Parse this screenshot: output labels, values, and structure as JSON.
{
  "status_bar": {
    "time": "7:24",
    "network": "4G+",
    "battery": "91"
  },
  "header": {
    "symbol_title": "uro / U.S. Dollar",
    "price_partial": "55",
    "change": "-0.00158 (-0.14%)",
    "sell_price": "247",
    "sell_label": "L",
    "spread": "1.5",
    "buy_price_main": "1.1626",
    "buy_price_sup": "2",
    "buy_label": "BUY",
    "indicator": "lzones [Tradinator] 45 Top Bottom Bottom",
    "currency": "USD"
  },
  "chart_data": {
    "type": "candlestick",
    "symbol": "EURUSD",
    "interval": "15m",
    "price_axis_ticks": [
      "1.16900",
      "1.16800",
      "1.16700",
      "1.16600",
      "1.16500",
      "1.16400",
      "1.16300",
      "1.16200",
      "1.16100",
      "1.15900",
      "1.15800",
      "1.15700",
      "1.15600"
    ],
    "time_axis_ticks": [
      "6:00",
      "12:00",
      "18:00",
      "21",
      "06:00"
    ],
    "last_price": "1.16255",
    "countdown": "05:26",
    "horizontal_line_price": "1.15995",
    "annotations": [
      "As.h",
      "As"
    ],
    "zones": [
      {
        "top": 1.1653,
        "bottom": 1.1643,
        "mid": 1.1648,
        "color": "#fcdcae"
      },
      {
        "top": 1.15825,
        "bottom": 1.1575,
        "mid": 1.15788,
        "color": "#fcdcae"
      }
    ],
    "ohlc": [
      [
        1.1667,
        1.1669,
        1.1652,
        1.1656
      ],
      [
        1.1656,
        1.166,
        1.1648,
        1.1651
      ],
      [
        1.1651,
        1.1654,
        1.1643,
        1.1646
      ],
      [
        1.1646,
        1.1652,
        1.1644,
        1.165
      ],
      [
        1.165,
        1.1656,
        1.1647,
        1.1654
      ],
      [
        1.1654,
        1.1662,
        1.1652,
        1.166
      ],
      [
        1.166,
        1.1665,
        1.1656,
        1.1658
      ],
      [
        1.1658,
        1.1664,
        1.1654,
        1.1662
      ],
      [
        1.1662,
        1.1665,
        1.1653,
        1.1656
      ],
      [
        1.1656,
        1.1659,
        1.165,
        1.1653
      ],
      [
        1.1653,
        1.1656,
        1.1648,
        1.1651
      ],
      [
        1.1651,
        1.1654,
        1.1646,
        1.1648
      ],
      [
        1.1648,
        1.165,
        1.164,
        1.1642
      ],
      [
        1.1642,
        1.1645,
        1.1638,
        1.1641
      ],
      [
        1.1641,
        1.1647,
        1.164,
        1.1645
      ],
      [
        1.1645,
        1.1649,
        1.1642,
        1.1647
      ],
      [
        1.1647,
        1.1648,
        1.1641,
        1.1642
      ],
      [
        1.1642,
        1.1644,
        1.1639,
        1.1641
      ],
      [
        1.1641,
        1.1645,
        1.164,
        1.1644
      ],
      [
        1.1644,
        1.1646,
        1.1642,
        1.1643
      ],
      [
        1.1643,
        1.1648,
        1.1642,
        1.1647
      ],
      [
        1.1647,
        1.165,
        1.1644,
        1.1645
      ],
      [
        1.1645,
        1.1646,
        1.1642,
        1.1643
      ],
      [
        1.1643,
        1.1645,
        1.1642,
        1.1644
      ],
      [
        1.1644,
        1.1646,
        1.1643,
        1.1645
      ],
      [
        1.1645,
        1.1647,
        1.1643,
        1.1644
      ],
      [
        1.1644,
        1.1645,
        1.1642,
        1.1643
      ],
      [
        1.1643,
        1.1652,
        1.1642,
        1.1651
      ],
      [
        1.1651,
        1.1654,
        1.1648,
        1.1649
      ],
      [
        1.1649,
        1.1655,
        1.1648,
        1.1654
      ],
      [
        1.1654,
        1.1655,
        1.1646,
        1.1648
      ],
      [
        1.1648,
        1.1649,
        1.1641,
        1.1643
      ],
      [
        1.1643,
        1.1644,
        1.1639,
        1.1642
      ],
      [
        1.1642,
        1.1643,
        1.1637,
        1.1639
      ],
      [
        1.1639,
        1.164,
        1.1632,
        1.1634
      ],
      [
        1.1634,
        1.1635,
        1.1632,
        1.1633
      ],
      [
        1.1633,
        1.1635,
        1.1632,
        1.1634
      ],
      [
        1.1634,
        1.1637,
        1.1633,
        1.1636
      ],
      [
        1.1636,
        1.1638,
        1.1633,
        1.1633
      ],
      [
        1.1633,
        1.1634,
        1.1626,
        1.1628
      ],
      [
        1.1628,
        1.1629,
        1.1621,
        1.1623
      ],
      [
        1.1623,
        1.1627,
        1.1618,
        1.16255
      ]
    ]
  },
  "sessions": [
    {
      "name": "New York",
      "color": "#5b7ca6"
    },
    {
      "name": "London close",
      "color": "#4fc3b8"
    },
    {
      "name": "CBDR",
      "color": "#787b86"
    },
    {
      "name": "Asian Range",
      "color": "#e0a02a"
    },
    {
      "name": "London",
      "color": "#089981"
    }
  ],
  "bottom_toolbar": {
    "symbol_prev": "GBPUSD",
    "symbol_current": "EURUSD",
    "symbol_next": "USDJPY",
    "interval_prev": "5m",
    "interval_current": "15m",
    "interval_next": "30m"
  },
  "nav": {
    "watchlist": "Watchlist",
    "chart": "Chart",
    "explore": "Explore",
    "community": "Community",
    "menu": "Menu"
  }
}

- [Problem to work on]:
Everything in the listing above should be restated exactly.

- [Finished task]:
Parse this screenshot: output labels, values, and structure as JSON.
{
  "status_bar": {
    "time": "7:24",
    "network": "4G+",
    "battery": "91"
  },
  "header": {
    "symbol_title": "uro / U.S. Dollar",
    "price_partial": "55",
    "change": "-0.00158 (-0.14%)",
    "sell_price": "247",
    "sell_label": "L",
    "spread": "1.5",
    "buy_price_main": "1.1626",
    "buy_price_sup": "2",
    "buy_label": "BUY",
    "indicator": "lzones [Tradinator] 45 Top Bottom Bottom",
    "currency": "USD"
  },
  "chart_data": {
    "type": "candlestick",
    "symbol": "EURUSD",
    "interval": "15m",
    "price_axis_ticks": [
      "1.16900",
      "1.16800",
      "1.16700",
      "1.16600",
      "1.16500",
      "1.16400",
      "1.16300",
      "1.16200",
      "1.16100",
      "1.15900",
      "1.15800",
      "1.15700",
      "1.15600"
    ],
    "time_axis_ticks": [
      "6:00",
      "12:00",
      "18:00",
      "21",
      "06:00"
    ],
    "last_price": "1.16255",
    "countdown": "05:26",
    "horizontal_line_price": "1.15995",
    "annotations": [
      "As.h",
      "As"
    ],
    "zones": [
      {
        "top": 1.1653,
        "bottom": 1.1643,
        "mid": 1.1648,
        "color": "#fcdcae"
      },
      {
        "top": 1.15825,
        "bottom": 1.1575,
        "mid": 1.15788,
        "color": "#fcdcae"
      }
    ],
    "ohlc": [
      [
        1.1667,
        1.1669,
        1.1652,
        1.1656
      ],
      [
        1.1656,
        1.166,
        1.1648,
        1.1651
      ],
      [
        1.1651,
        1.1654,
        1.1643,
        1.1646
      ],
      [
        1.1646,
        1.1652,
        1.1644,
        1.165
      ],
      [
        1.165,
        1.1656,
        1.1647,
        1.1654
      ],
      [
        1.1654,
        1.1662,
        1.1652,
        1.166
      ],
      [
        1.166,
        1.1665,
        1.1656,
        1.1658
      ],
      [
        1.1658,
        1.1664,
        1.1654,
        1.1662
      ],
      [
        1.1662,
        1.1665,
        1.1653,
        1.1656
      ],
      [
        1.1656,
        1.1659,
        1.165,
        1.1653
      ],
      [
        1.1653,
        1.1656,
        1.1648,
        1.1651
      ],
      [
        1.1651,
        1.1654,
        1.1646,
        1.1648
      ],
      [
        1.1648,
        1.165,
        1.164,
        1.1642
      ],
      [
        1.1642,
        1.1645,
        1.1638,
        1.1641
      ],
      [
        1.1641,
        1.1647,
        1.164,
        1.1645
      ],
      [
        1.1645,
        1.1649,
        1.1642,
        1.1647
      ],
      [
        1.1647,
        1.1648,
        1.1641,
        1.1642
      ],
      [
        1.1642,
        1.1644,
        1.1639,
        1.1641
      ],
      [
        1.1641,
        1.1645,
        1.164,
        1.1644
      ],
      [
        1.1644,
        1.1646,
        1.1642,
        1.1643
      ],
      [
        1.1643,
        1.1648,
        1.1642,
        1.1647
      ],
      [
        1.1647,
        1.165,
        1.1644,
        1.1645
      ],
      [
        1.1645,
        1.1646,
        1.1642,
        1.1643
      ],
      [
        1.1643,
        1.1645,
        1.1642,
        1.1644
      ],
      [
        1.1644,
        1.1646,
        1.1643,
        1.1645
      ],
      [
        1.1645,
        1.1647,
        1.1643,
        1.1644
      ],
      [
        1.1644,
        1.1645,
        1.1642,
        1.1643
      ],
      [
        1.1643,
        1.1652,
        1.1642,
        1.1651
      ],
      [
        1.1651,
        1.1654,
        1.1648,
        1.1649
      ],
      [
        1.1649,
        1.1655,
        1.1648,
        1.1654
      ],
      [
        1.1654,
        1.1655,
        1.1646,
        1.1648
      ],
      [
        1.1648,
        1.1649,
        1.1641,
        1.1643
      ],
      [
        1.1643,
        1.1644,
        1.1639,
        1.1642
      ],
      [
        1.1642,
        1.1643,
        1.1637,
        1.1639
      ],
      [
        1.1639,
        1.164,
        1.1632,
        1.1634
      ],
      [
        1.1634,
        1.1635,
        1.1632,
        1.1633
      ],
      [
        1.1633,
        1.1635,
        1.1632,
        1.1634
      ],
      [
        1.1634,
        1.1637,
        1.1633,
        1.1636
      ],
      [
        1.1636,
        1.1638,
        1.1633,
        1.1633
      ],
      [
        1.1633,
        1.1634,
        1.1626,
        1.1628
      ],
      [
        1.1628,
        1.1629,
        1.1621,
        1.1623
      ],
      [
        1.1623,
        1.1627,
        1.1618,
        1.16255
      ]
    ]
  },
  "sessions": [
    {
      "name": "New York",
      "color": "#5b7ca6"
    },
    {
      "name": "London close",
      "color": "#4fc3b8"
    },
    {
      "name": "CBDR",
      "color": "#787b86"
    },
    {
      "name": "Asian Range",
      "color": "#e0a02a"
    },
    {
      "name": "London",
      "color": "#089981"
    }
  ],
  "bottom_toolbar": {
    "symbol_prev": "GBPUSD",
    "symbol_current": "EURUSD",
    "symbol_next": "USDJPY",
    "interval_prev": "5m",
    "interval_current": "15m",
    "interval_next": "30m"
  },
  "nav": {
    "watchlist": "Watchlist",
    "chart": "Chart",
    "explore": "Explore",
    "community": "Community",
    "menu": "Menu"
  }
}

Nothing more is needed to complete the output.